DIRECTION: Can you output the material exactly as written, minus any pictures it holds?

++++ DATASET ENTRIES

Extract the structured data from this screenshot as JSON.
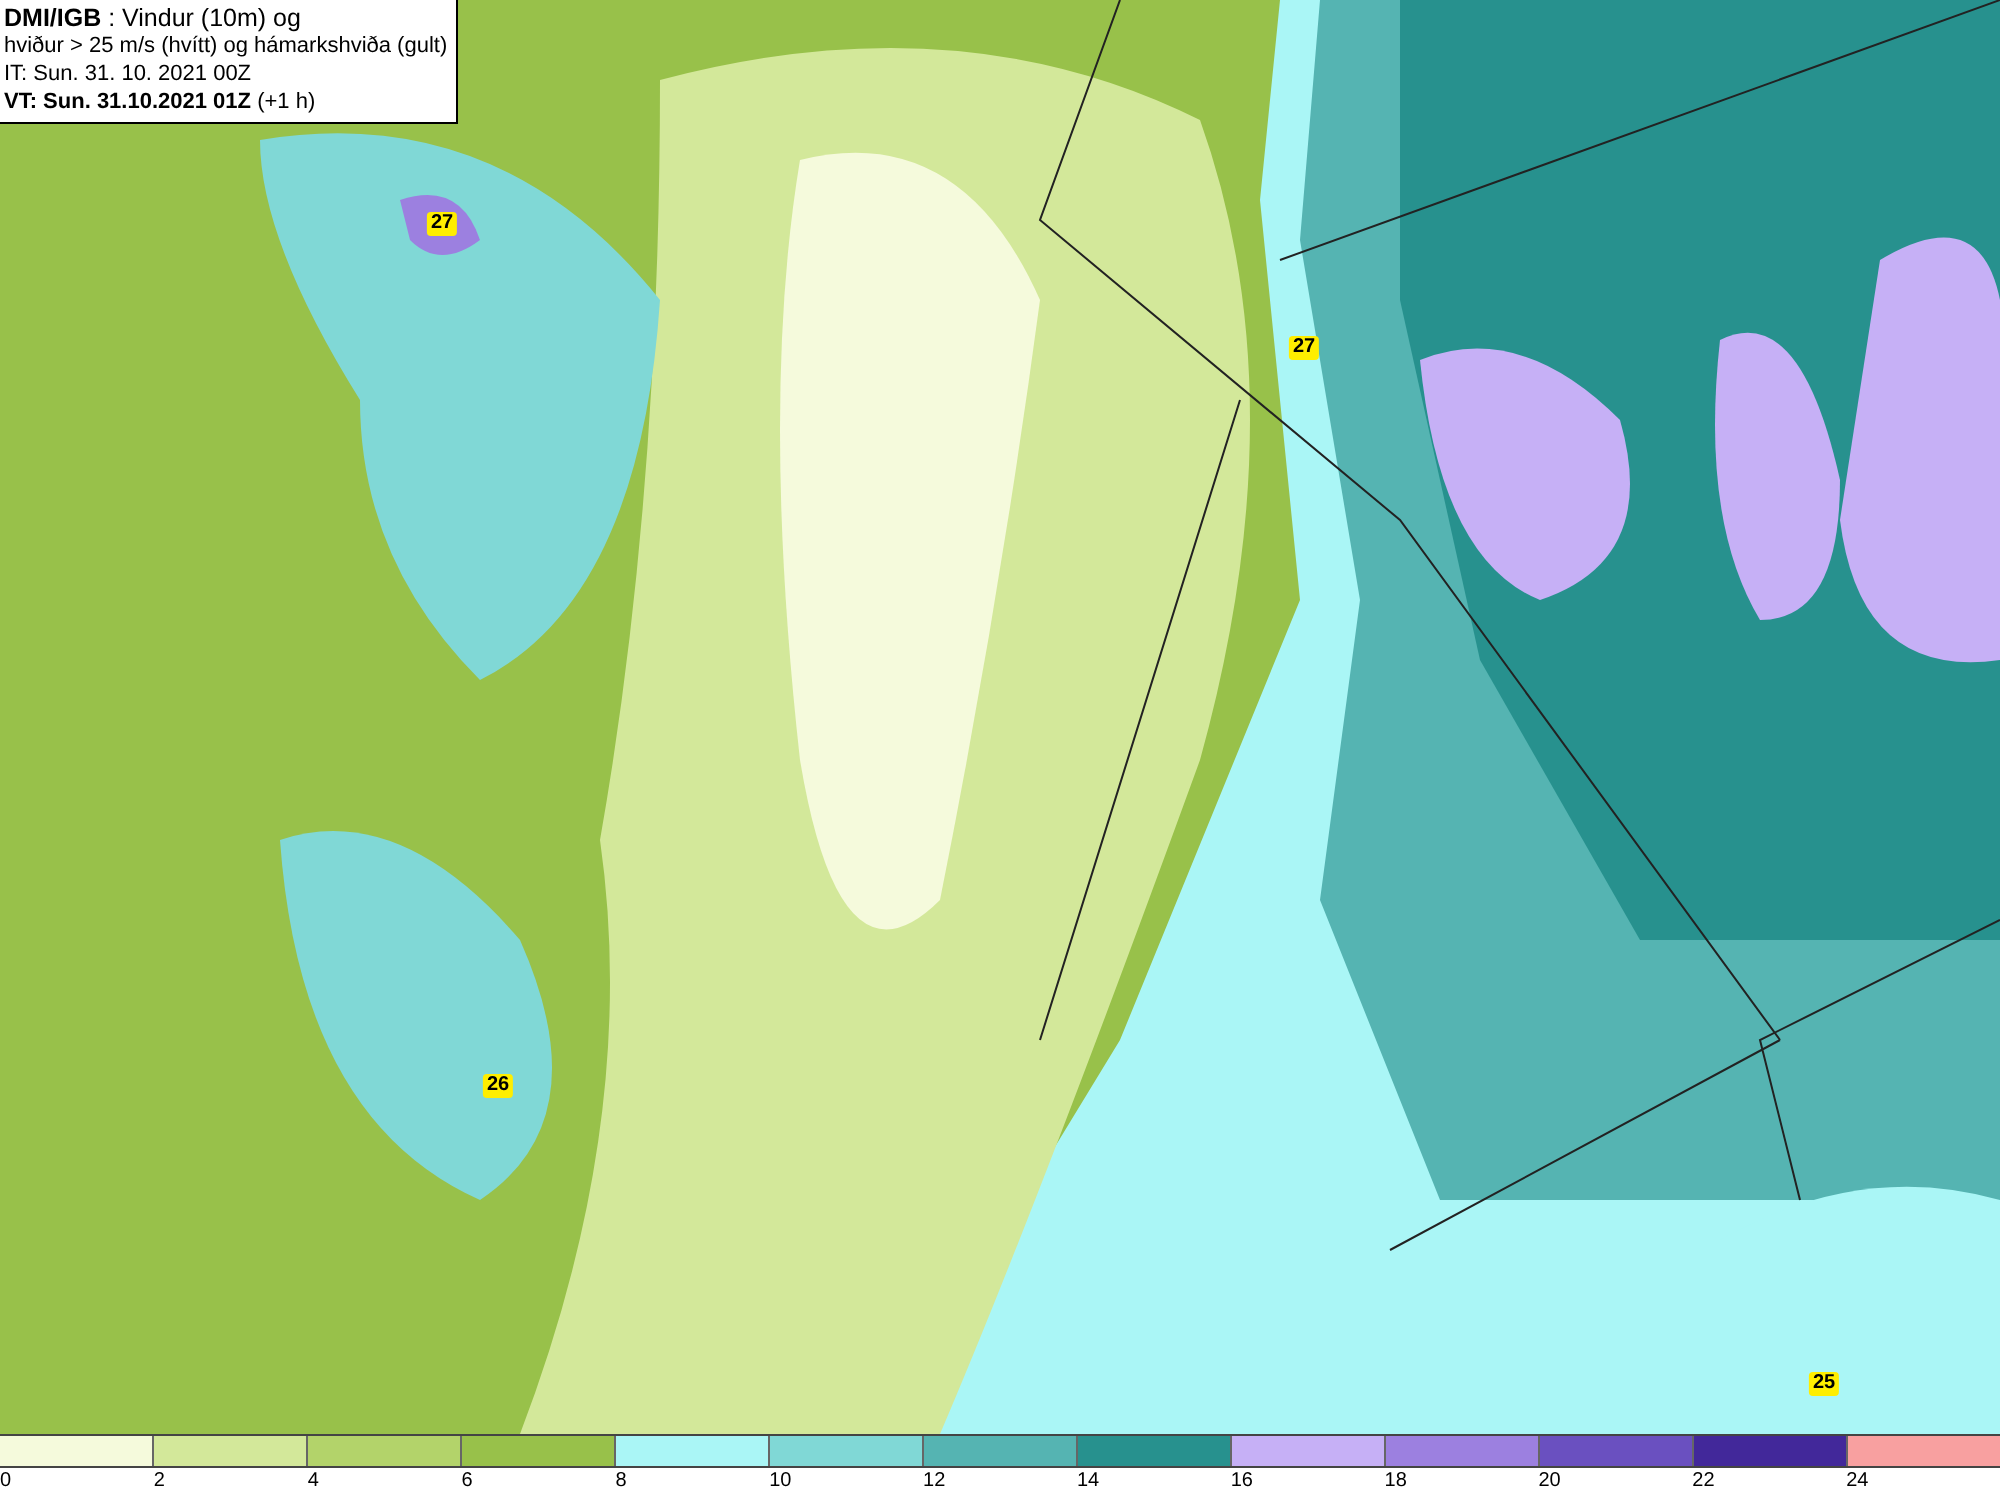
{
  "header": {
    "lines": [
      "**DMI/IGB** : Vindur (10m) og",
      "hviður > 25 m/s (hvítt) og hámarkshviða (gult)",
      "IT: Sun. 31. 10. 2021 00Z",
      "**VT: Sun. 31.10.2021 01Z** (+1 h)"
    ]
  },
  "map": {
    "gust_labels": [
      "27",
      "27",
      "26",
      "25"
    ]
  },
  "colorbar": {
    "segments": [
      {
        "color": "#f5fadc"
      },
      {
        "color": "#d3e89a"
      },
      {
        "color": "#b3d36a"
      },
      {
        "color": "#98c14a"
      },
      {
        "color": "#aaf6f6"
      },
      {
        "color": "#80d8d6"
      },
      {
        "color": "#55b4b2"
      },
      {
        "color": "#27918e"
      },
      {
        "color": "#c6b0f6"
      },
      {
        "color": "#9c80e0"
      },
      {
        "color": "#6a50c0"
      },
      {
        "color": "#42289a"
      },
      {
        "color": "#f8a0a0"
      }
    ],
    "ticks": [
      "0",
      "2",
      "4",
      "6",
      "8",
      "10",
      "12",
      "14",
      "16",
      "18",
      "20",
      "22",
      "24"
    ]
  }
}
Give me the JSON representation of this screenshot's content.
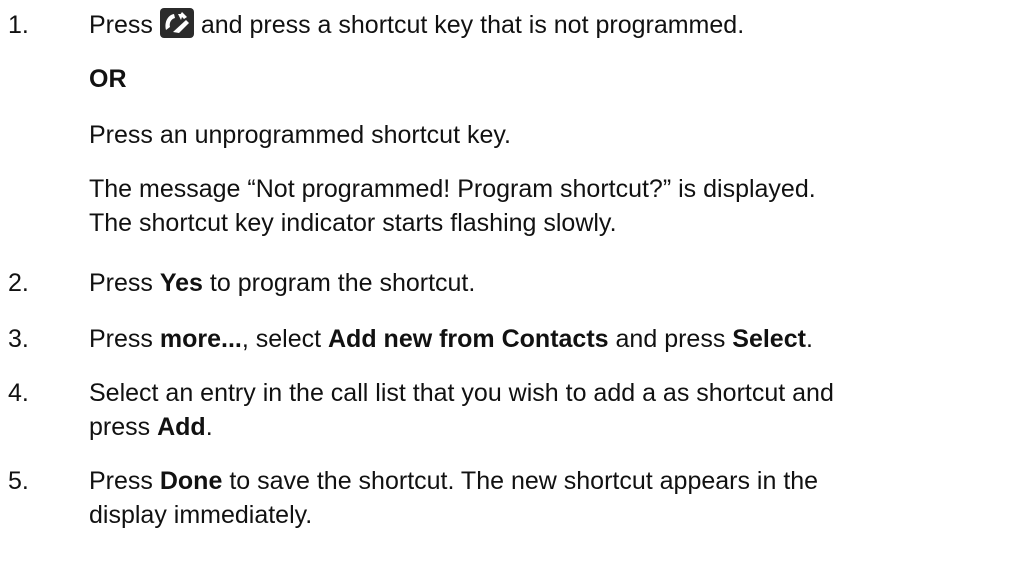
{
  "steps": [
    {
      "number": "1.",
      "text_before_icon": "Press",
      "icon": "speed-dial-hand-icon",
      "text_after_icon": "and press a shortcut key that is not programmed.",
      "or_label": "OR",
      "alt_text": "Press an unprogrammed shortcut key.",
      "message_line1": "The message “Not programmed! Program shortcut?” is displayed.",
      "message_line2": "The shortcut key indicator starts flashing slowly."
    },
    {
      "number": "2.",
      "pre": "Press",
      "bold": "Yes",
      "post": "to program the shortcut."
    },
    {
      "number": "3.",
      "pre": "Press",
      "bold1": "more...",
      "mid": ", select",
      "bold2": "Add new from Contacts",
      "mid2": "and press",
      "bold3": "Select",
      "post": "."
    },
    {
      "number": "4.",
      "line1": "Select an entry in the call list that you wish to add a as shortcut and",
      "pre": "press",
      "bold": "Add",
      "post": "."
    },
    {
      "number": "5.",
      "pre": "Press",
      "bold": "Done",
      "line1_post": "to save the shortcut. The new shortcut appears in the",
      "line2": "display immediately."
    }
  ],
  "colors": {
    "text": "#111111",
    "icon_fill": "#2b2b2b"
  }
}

++++++++

TASK SOLUTION:
Extract the structured data from this screenshot as JSON.
{
  "header": {
    "lines": [
      "**DMI/IGB** : Vindur (10m) og",
      "hviður > 25 m/s (hvítt) og hámarkshviða (gult)",
      "IT: Sun. 31. 10. 2021 00Z",
      "**VT: Sun. 31.10.2021 01Z** (+1 h)"
    ]
  },
  "map": {
    "gust_labels": [
      "27",
      "27",
      "26",
      "25"
    ]
  },
  "colorbar": {
    "segments": [
      {
        "color": "#f5fadc"
      },
      {
        "color": "#d3e89a"
      },
      {
        "color": "#b3d36a"
      },
      {
        "color": "#98c14a"
      },
      {
        "color": "#aaf6f6"
      },
      {
        "color": "#80d8d6"
      },
      {
        "color": "#55b4b2"
      },
      {
        "color": "#27918e"
      },
      {
        "color": "#c6b0f6"
      },
      {
        "color": "#9c80e0"
      },
      {
        "color": "#6a50c0"
      },
      {
        "color": "#42289a"
      },
      {
        "color": "#f8a0a0"
      }
    ],
    "ticks": [
      "0",
      "2",
      "4",
      "6",
      "8",
      "10",
      "12",
      "14",
      "16",
      "18",
      "20",
      "22",
      "24"
    ]
  }
}
Give me the JSON representation of this screenshot's content.
{
  "steps": [
    {
      "number": "1.",
      "text_before_icon": "Press",
      "icon": "speed-dial-hand-icon",
      "text_after_icon": "and press a shortcut key that is not programmed.",
      "or_label": "OR",
      "alt_text": "Press an unprogrammed shortcut key.",
      "message_line1": "The message “Not programmed! Program shortcut?” is displayed.",
      "message_line2": "The shortcut key indicator starts flashing slowly."
    },
    {
      "number": "2.",
      "pre": "Press",
      "bold": "Yes",
      "post": "to program the shortcut."
    },
    {
      "number": "3.",
      "pre": "Press",
      "bold1": "more...",
      "mid": ", select",
      "bold2": "Add new from Contacts",
      "mid2": "and press",
      "bold3": "Select",
      "post": "."
    },
    {
      "number": "4.",
      "line1": "Select an entry in the call list that you wish to add a as shortcut and",
      "pre": "press",
      "bold": "Add",
      "post": "."
    },
    {
      "number": "5.",
      "pre": "Press",
      "bold": "Done",
      "line1_post": "to save the shortcut. The new shortcut appears in the",
      "line2": "display immediately."
    }
  ],
  "colors": {
    "text": "#111111",
    "icon_fill": "#2b2b2b"
  }
}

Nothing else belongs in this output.